**Direction**
Below are the records. Gather each line that holds "JSON".

◆ ◆ ◆ ◆ ◆ ◆ ◆

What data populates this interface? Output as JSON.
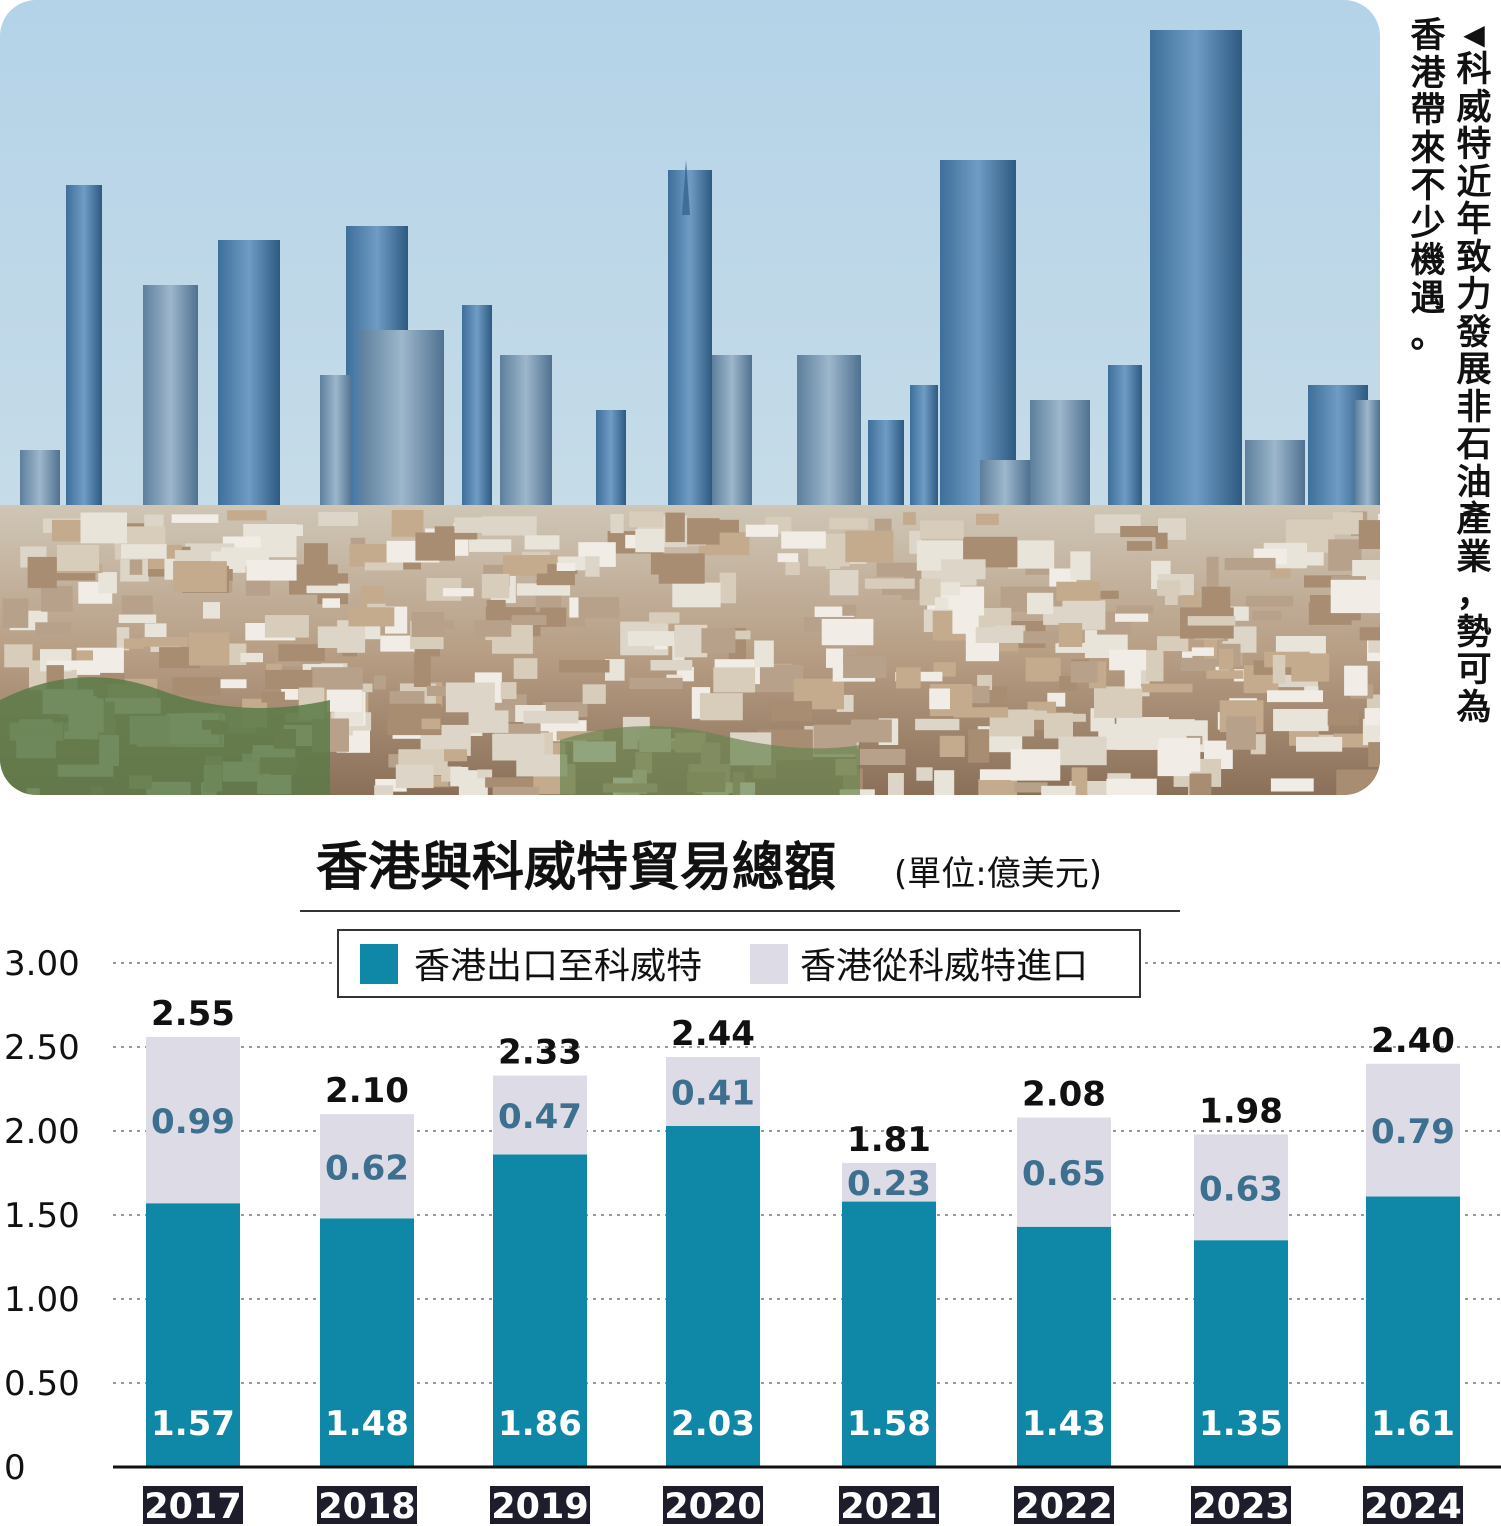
{
  "photo": {
    "subject": "city-skyline-photo",
    "caption_col1": "◀科威特近年致力發展非石油產業，勢可為",
    "caption_col2": "香港帶來不少機遇。"
  },
  "chart_data": {
    "type": "bar",
    "stacked": true,
    "title": "香港與科威特貿易總額",
    "unit": "(單位:億美元)",
    "categories": [
      "2017",
      "2018",
      "2019",
      "2020",
      "2021",
      "2022",
      "2023",
      "2024"
    ],
    "series": [
      {
        "name": "香港出口至科威特",
        "color": "#0f87a6",
        "values": [
          1.57,
          1.48,
          1.86,
          2.03,
          1.58,
          1.43,
          1.35,
          1.61
        ]
      },
      {
        "name": "香港從科威特進口",
        "color": "#dcdbe6",
        "values": [
          0.99,
          0.62,
          0.47,
          0.41,
          0.23,
          0.65,
          0.63,
          0.79
        ]
      }
    ],
    "totals": [
      "2.55",
      "2.10",
      "2.33",
      "2.44",
      "1.81",
      "2.08",
      "1.98",
      "2.40"
    ],
    "segment_labels": {
      "export": [
        "1.57",
        "1.48",
        "1.86",
        "2.03",
        "1.58",
        "1.43",
        "1.35",
        "1.61"
      ],
      "import": [
        "0.99",
        "0.62",
        "0.47",
        "0.41",
        "0.23",
        "0.65",
        "0.63",
        "0.79"
      ]
    },
    "y_ticks": [
      "3.00",
      "2.50",
      "2.00",
      "1.50",
      "1.00",
      "0.50",
      "0"
    ],
    "ylim": [
      0,
      3
    ],
    "grid": true,
    "legend_position": "top"
  }
}
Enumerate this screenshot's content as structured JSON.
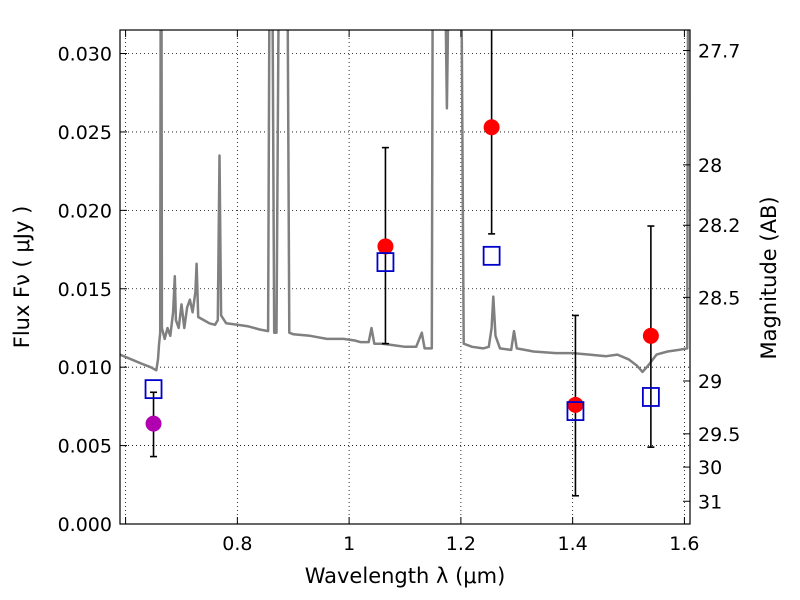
{
  "chart_data": {
    "type": "scatter",
    "xlabel": "Wavelength  λ (μm)",
    "ylabel": "Flux  Fν  ( μJy )",
    "y2label": "Magnitude (AB)",
    "xlim": [
      0.59,
      1.61
    ],
    "ylim": [
      0.0,
      0.0315
    ],
    "grid": true,
    "xticks": [
      0.6,
      0.8,
      1.0,
      1.2,
      1.4,
      1.6
    ],
    "xtick_labels": [
      "",
      "0.8",
      "1",
      "1.2",
      "1.4",
      "1.6"
    ],
    "yticks": [
      0.0,
      0.005,
      0.01,
      0.015,
      0.02,
      0.025,
      0.03
    ],
    "ytick_labels": [
      "0.000",
      "0.005",
      "0.010",
      "0.015",
      "0.020",
      "0.025",
      "0.030"
    ],
    "y2_ticks": [
      {
        "label": "27.7",
        "flux": 0.03019
      },
      {
        "label": "28",
        "flux": 0.0229
      },
      {
        "label": "28.2",
        "flux": 0.01905
      },
      {
        "label": "28.5",
        "flux": 0.01445
      },
      {
        "label": "29",
        "flux": 0.00912
      },
      {
        "label": "29.5",
        "flux": 0.00575
      },
      {
        "label": "30",
        "flux": 0.00363
      },
      {
        "label": "31",
        "flux": 0.00145
      }
    ],
    "model_spectrum": {
      "color": "#808080",
      "points": [
        [
          0.59,
          0.0108
        ],
        [
          0.61,
          0.0105
        ],
        [
          0.63,
          0.0102
        ],
        [
          0.645,
          0.01
        ],
        [
          0.655,
          0.0098
        ],
        [
          0.658,
          0.0105
        ],
        [
          0.66,
          0.0115
        ],
        [
          0.662,
          0.0122
        ],
        [
          0.663,
          0.04
        ],
        [
          0.664,
          0.04
        ],
        [
          0.665,
          0.0125
        ],
        [
          0.67,
          0.0118
        ],
        [
          0.675,
          0.0125
        ],
        [
          0.68,
          0.012
        ],
        [
          0.685,
          0.0135
        ],
        [
          0.688,
          0.0158
        ],
        [
          0.69,
          0.013
        ],
        [
          0.695,
          0.0125
        ],
        [
          0.7,
          0.014
        ],
        [
          0.705,
          0.0125
        ],
        [
          0.71,
          0.0138
        ],
        [
          0.715,
          0.0143
        ],
        [
          0.72,
          0.0135
        ],
        [
          0.725,
          0.0148
        ],
        [
          0.727,
          0.0166
        ],
        [
          0.73,
          0.0132
        ],
        [
          0.74,
          0.013
        ],
        [
          0.75,
          0.0128
        ],
        [
          0.76,
          0.0127
        ],
        [
          0.765,
          0.013
        ],
        [
          0.768,
          0.0235
        ],
        [
          0.771,
          0.0133
        ],
        [
          0.78,
          0.0128
        ],
        [
          0.8,
          0.0127
        ],
        [
          0.82,
          0.0126
        ],
        [
          0.84,
          0.0124
        ],
        [
          0.855,
          0.0123
        ],
        [
          0.858,
          0.04
        ],
        [
          0.862,
          0.04
        ],
        [
          0.866,
          0.0122
        ],
        [
          0.87,
          0.0122
        ],
        [
          0.875,
          0.04
        ],
        [
          0.885,
          0.04
        ],
        [
          0.889,
          0.04
        ],
        [
          0.893,
          0.0122
        ],
        [
          0.9,
          0.0121
        ],
        [
          0.93,
          0.012
        ],
        [
          0.96,
          0.0118
        ],
        [
          0.99,
          0.0118
        ],
        [
          1.01,
          0.0117
        ],
        [
          1.02,
          0.0116
        ],
        [
          1.035,
          0.0116
        ],
        [
          1.04,
          0.0125
        ],
        [
          1.045,
          0.0115
        ],
        [
          1.06,
          0.0115
        ],
        [
          1.08,
          0.0114
        ],
        [
          1.1,
          0.0113
        ],
        [
          1.12,
          0.0113
        ],
        [
          1.13,
          0.0122
        ],
        [
          1.135,
          0.0112
        ],
        [
          1.148,
          0.0112
        ],
        [
          1.15,
          0.04
        ],
        [
          1.155,
          0.04
        ],
        [
          1.16,
          0.04
        ],
        [
          1.17,
          0.04
        ],
        [
          1.175,
          0.0265
        ],
        [
          1.18,
          0.04
        ],
        [
          1.19,
          0.04
        ],
        [
          1.2,
          0.04
        ],
        [
          1.205,
          0.0115
        ],
        [
          1.22,
          0.0113
        ],
        [
          1.24,
          0.0112
        ],
        [
          1.25,
          0.0113
        ],
        [
          1.255,
          0.0125
        ],
        [
          1.258,
          0.0145
        ],
        [
          1.262,
          0.012
        ],
        [
          1.27,
          0.0112
        ],
        [
          1.29,
          0.0111
        ],
        [
          1.295,
          0.0123
        ],
        [
          1.3,
          0.0112
        ],
        [
          1.33,
          0.011
        ],
        [
          1.37,
          0.0109
        ],
        [
          1.4,
          0.0109
        ],
        [
          1.43,
          0.0108
        ],
        [
          1.46,
          0.0107
        ],
        [
          1.48,
          0.0108
        ],
        [
          1.5,
          0.0105
        ],
        [
          1.515,
          0.0101
        ],
        [
          1.525,
          0.0097
        ],
        [
          1.535,
          0.0101
        ],
        [
          1.55,
          0.0108
        ],
        [
          1.57,
          0.011
        ],
        [
          1.59,
          0.0111
        ],
        [
          1.605,
          0.0112
        ],
        [
          1.607,
          0.04
        ]
      ]
    },
    "series": [
      {
        "marker": "circle",
        "color": "#ff0000",
        "points": [
          {
            "x": 1.065,
            "y": 0.0177,
            "ylow": 0.0115,
            "yhigh": 0.024
          },
          {
            "x": 1.255,
            "y": 0.0253,
            "ylow": 0.0185,
            "yhigh": 0.032
          },
          {
            "x": 1.405,
            "y": 0.0076,
            "ylow": 0.0018,
            "yhigh": 0.0133
          },
          {
            "x": 1.54,
            "y": 0.012,
            "ylow": 0.0049,
            "yhigh": 0.019
          }
        ]
      },
      {
        "marker": "circle",
        "color": "#b000b0",
        "points": [
          {
            "x": 0.65,
            "y": 0.0064,
            "ylow": 0.0043,
            "yhigh": 0.0084
          }
        ]
      },
      {
        "marker": "square",
        "color": "#0000cc",
        "points": [
          {
            "x": 0.65,
            "y": 0.0086
          },
          {
            "x": 1.065,
            "y": 0.0167
          },
          {
            "x": 1.255,
            "y": 0.0171
          },
          {
            "x": 1.405,
            "y": 0.0072
          },
          {
            "x": 1.54,
            "y": 0.0081
          }
        ]
      }
    ]
  }
}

◆ ◆ ◆ ◆ ◆ ◆ ◆

**Correct output**
What data populates this interface? Output as JSON.
Enumerate this screenshot's content as structured JSON.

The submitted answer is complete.